──────── Records for the exercise

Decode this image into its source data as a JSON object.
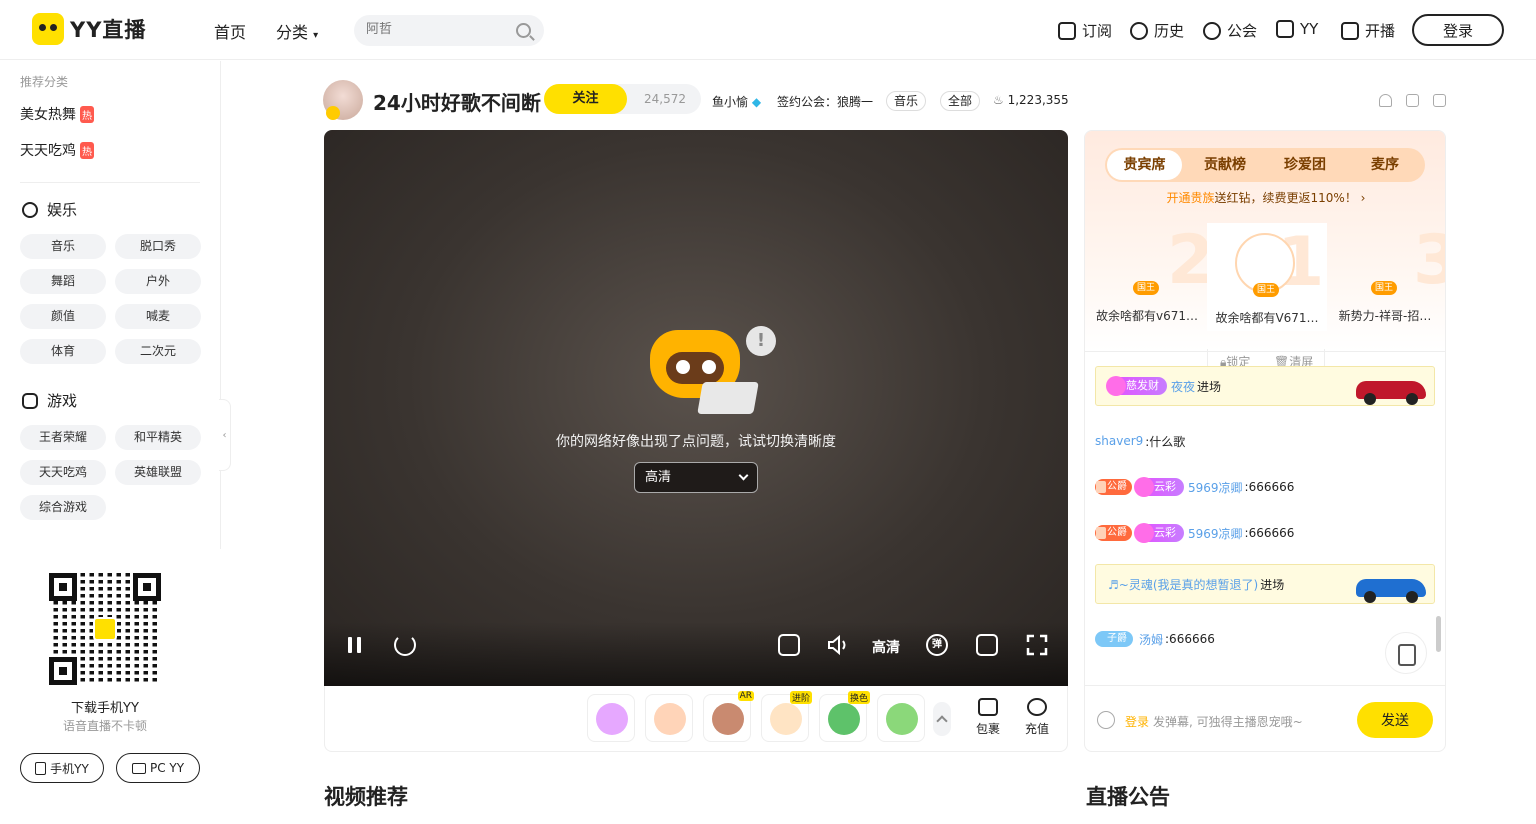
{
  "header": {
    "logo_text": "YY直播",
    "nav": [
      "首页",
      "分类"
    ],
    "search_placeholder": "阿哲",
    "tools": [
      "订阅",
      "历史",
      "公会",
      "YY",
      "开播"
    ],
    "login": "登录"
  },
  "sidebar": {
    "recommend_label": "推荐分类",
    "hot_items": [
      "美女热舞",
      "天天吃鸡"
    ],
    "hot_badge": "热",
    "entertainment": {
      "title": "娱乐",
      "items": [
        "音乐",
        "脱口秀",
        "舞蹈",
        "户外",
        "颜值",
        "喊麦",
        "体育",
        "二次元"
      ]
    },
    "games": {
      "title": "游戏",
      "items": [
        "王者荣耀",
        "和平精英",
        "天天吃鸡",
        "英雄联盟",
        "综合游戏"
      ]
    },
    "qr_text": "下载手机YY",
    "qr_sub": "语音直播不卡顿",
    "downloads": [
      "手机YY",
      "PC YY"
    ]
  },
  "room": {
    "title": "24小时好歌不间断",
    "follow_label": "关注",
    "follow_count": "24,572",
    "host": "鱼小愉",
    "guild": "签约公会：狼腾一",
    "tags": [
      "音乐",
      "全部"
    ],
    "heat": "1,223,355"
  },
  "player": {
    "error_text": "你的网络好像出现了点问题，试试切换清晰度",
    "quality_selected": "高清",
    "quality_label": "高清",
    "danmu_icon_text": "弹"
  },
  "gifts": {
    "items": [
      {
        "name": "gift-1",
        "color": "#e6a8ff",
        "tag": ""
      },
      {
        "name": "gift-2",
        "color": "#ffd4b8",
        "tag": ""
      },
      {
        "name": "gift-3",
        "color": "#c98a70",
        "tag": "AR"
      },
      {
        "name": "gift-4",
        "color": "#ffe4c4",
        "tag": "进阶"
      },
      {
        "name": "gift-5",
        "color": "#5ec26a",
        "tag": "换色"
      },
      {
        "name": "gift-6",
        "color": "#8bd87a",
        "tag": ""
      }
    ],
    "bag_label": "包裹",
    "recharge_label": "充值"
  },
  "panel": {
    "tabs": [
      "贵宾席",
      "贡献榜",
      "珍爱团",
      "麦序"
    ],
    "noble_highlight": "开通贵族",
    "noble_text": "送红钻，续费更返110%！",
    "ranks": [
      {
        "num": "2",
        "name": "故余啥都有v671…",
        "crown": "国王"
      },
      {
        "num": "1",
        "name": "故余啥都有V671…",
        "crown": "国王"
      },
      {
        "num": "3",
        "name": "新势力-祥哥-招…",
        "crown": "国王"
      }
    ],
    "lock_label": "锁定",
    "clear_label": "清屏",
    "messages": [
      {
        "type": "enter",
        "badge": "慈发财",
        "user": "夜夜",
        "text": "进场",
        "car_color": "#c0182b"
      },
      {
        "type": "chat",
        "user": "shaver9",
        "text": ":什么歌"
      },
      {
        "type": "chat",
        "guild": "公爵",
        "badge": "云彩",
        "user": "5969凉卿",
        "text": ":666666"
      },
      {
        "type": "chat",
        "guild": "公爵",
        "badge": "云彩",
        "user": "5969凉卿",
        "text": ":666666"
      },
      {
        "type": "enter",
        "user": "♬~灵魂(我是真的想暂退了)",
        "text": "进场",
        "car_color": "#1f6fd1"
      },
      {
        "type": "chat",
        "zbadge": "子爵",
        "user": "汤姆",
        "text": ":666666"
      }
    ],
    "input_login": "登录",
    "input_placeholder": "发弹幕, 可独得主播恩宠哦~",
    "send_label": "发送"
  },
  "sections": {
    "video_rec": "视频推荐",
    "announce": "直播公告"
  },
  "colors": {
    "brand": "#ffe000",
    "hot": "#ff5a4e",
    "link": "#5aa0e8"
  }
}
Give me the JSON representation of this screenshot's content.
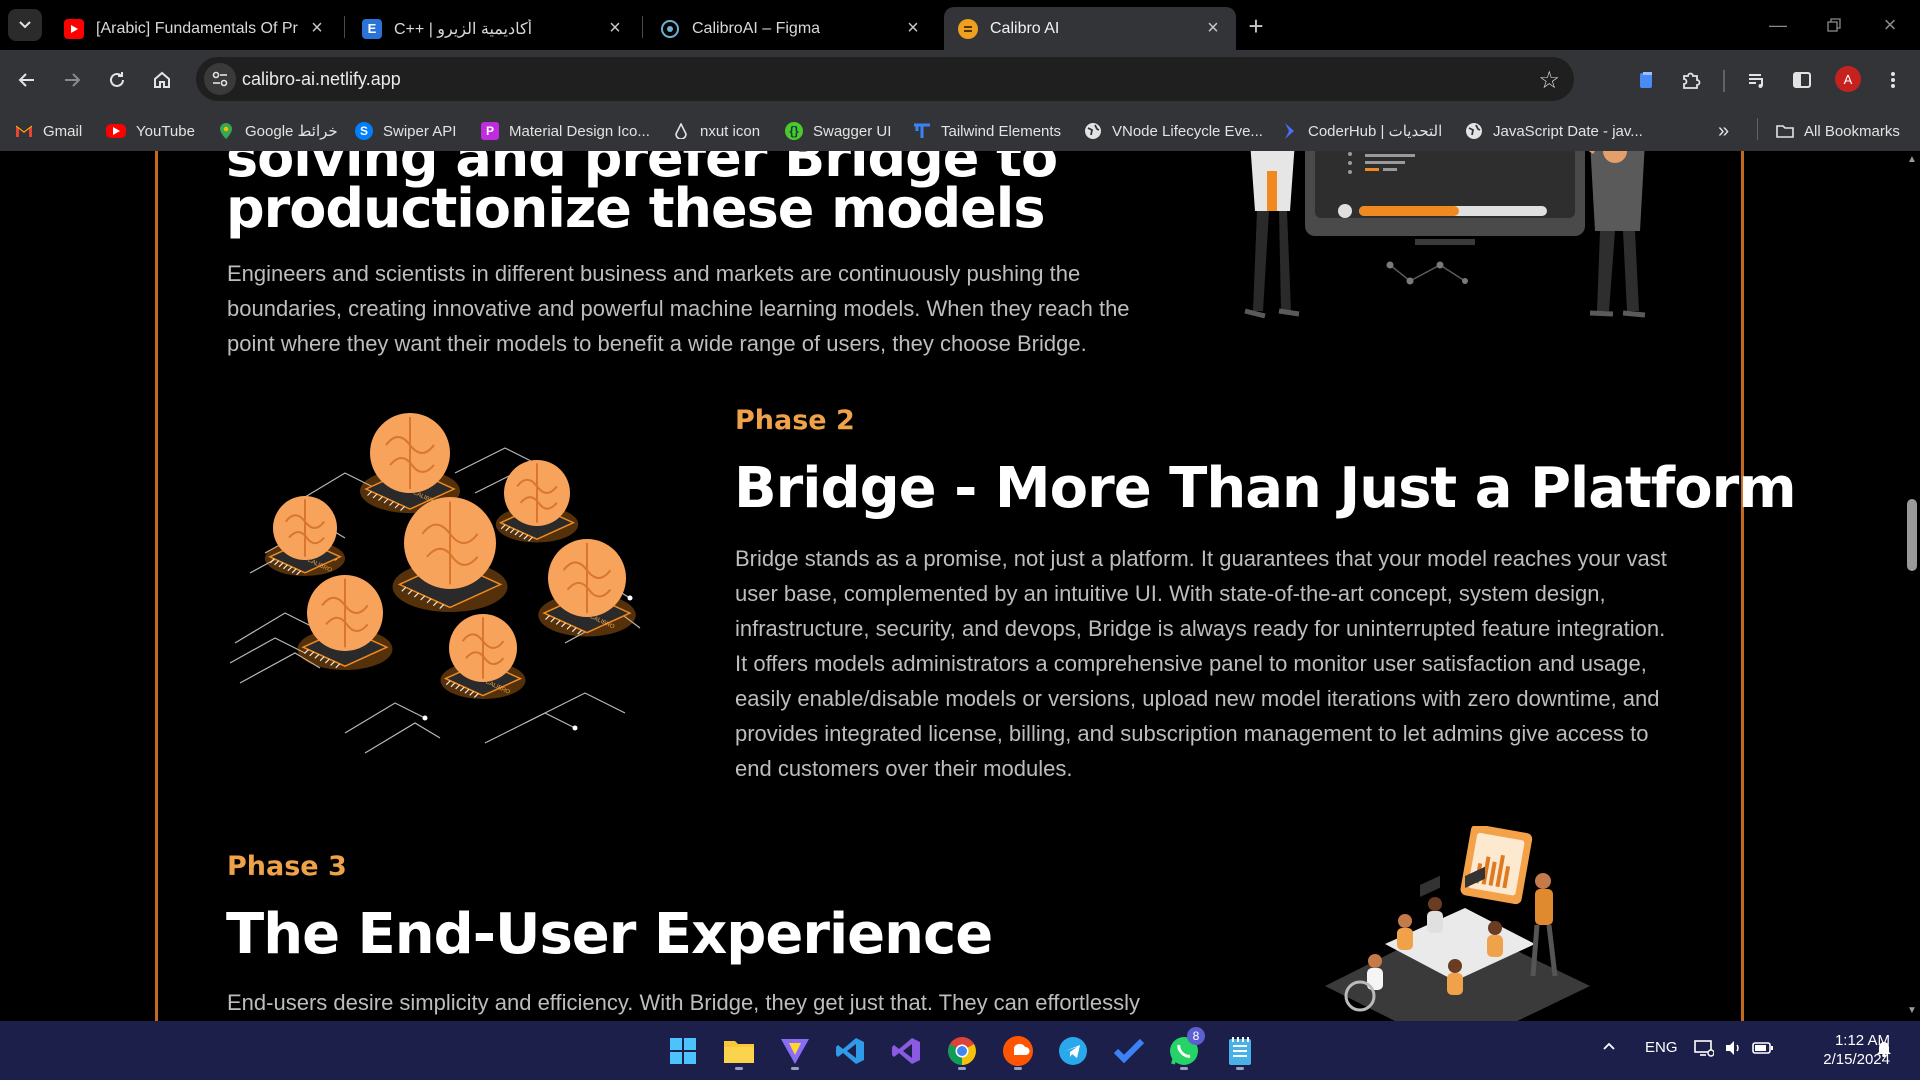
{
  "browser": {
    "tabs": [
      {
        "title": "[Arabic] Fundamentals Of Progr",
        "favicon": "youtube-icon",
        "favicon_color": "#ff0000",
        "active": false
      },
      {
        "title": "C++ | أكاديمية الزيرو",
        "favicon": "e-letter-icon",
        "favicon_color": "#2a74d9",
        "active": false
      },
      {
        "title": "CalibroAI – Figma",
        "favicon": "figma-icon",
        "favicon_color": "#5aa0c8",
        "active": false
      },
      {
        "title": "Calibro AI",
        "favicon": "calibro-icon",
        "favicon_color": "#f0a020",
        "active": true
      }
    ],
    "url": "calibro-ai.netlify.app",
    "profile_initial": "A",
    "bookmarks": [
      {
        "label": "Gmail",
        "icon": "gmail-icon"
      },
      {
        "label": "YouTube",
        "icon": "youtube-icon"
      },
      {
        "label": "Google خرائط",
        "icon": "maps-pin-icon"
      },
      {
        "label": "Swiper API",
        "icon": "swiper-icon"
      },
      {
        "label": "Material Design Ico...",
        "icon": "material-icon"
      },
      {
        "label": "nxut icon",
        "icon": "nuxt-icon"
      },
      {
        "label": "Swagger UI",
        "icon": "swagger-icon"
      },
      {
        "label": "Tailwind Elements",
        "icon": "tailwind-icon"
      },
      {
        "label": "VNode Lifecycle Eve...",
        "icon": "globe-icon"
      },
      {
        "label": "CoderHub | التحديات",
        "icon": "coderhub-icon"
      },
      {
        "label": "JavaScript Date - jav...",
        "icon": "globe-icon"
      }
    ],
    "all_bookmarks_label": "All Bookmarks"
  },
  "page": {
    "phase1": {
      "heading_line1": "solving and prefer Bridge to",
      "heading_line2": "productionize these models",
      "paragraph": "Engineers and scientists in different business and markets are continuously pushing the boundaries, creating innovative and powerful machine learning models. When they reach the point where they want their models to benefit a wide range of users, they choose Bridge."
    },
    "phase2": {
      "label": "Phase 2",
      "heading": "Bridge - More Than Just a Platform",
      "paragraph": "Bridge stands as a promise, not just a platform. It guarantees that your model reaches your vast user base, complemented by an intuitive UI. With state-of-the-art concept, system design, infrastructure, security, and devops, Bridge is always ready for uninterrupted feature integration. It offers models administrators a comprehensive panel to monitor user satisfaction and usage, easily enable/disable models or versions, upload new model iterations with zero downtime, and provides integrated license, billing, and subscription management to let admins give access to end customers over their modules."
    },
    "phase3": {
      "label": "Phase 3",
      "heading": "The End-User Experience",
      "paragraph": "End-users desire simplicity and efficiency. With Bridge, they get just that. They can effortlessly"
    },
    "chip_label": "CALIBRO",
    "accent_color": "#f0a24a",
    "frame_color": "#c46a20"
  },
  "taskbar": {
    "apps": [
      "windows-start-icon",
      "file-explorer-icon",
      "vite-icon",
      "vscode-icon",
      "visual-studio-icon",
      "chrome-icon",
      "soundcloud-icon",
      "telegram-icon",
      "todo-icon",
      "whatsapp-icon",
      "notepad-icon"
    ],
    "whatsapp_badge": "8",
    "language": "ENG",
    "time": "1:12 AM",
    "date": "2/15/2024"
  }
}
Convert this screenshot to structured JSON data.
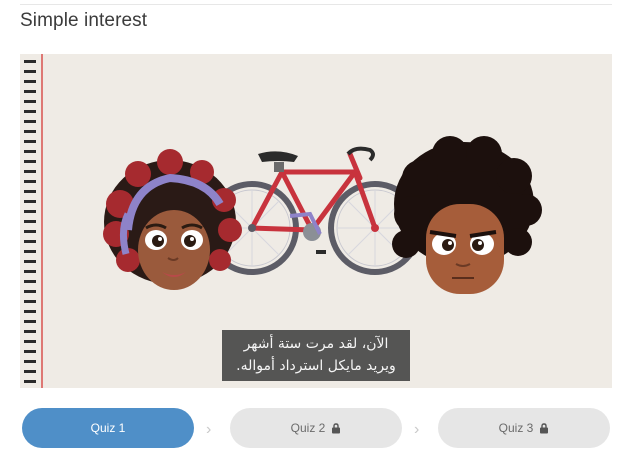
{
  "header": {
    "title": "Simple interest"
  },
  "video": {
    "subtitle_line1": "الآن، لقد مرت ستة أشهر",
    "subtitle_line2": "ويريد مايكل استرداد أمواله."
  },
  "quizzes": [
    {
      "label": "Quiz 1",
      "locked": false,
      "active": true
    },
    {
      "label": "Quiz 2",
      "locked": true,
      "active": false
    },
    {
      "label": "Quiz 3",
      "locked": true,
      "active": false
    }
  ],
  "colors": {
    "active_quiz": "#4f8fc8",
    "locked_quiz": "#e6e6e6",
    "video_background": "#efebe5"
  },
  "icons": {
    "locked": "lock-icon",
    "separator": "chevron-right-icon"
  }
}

────────────────

» **Set exercise**:
Check each line of the entries above for the word "users". List the ones that have it.

» **Task output**:
      "paragraph": "Engineers and scientists in different business and markets are continuously pushing the boundaries, creating innovative and powerful machine learning models. When they reach the point where they want their models to benefit a wide range of users, they choose Bridge."
      "paragraph": "End-users desire simplicity and efficiency. With Bridge, they get just that. They can effortlessly"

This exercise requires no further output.